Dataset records
# # # # #
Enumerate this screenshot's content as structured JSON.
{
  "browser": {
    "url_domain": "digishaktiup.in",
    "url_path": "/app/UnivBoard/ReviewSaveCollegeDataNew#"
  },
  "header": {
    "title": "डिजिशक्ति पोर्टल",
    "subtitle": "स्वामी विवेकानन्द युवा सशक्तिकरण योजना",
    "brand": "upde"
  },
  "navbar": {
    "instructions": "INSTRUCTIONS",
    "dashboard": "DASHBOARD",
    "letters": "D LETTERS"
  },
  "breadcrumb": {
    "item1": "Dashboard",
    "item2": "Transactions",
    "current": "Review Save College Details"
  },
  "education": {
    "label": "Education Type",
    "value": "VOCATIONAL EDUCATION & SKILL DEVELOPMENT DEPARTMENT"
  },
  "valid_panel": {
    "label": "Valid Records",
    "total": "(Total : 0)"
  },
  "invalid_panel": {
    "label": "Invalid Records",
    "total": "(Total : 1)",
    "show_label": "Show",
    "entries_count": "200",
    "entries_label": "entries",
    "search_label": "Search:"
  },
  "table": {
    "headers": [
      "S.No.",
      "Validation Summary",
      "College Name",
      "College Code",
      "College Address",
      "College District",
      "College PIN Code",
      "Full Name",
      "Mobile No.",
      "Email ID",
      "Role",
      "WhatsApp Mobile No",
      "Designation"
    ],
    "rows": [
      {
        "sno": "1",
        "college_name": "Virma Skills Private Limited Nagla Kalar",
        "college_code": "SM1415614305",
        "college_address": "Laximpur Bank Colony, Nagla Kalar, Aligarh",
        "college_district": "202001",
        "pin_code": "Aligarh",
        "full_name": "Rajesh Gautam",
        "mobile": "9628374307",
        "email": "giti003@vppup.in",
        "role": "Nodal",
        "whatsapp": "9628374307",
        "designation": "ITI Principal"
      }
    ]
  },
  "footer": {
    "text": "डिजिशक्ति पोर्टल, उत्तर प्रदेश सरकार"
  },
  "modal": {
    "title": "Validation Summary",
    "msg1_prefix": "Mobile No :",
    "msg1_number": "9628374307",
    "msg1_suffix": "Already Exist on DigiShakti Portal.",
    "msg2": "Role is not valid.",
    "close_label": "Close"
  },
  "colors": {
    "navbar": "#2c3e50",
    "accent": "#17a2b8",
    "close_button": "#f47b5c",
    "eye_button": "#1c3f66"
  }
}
# # # # #
Only a number is wanted: how many lines above include "Nagla"?

2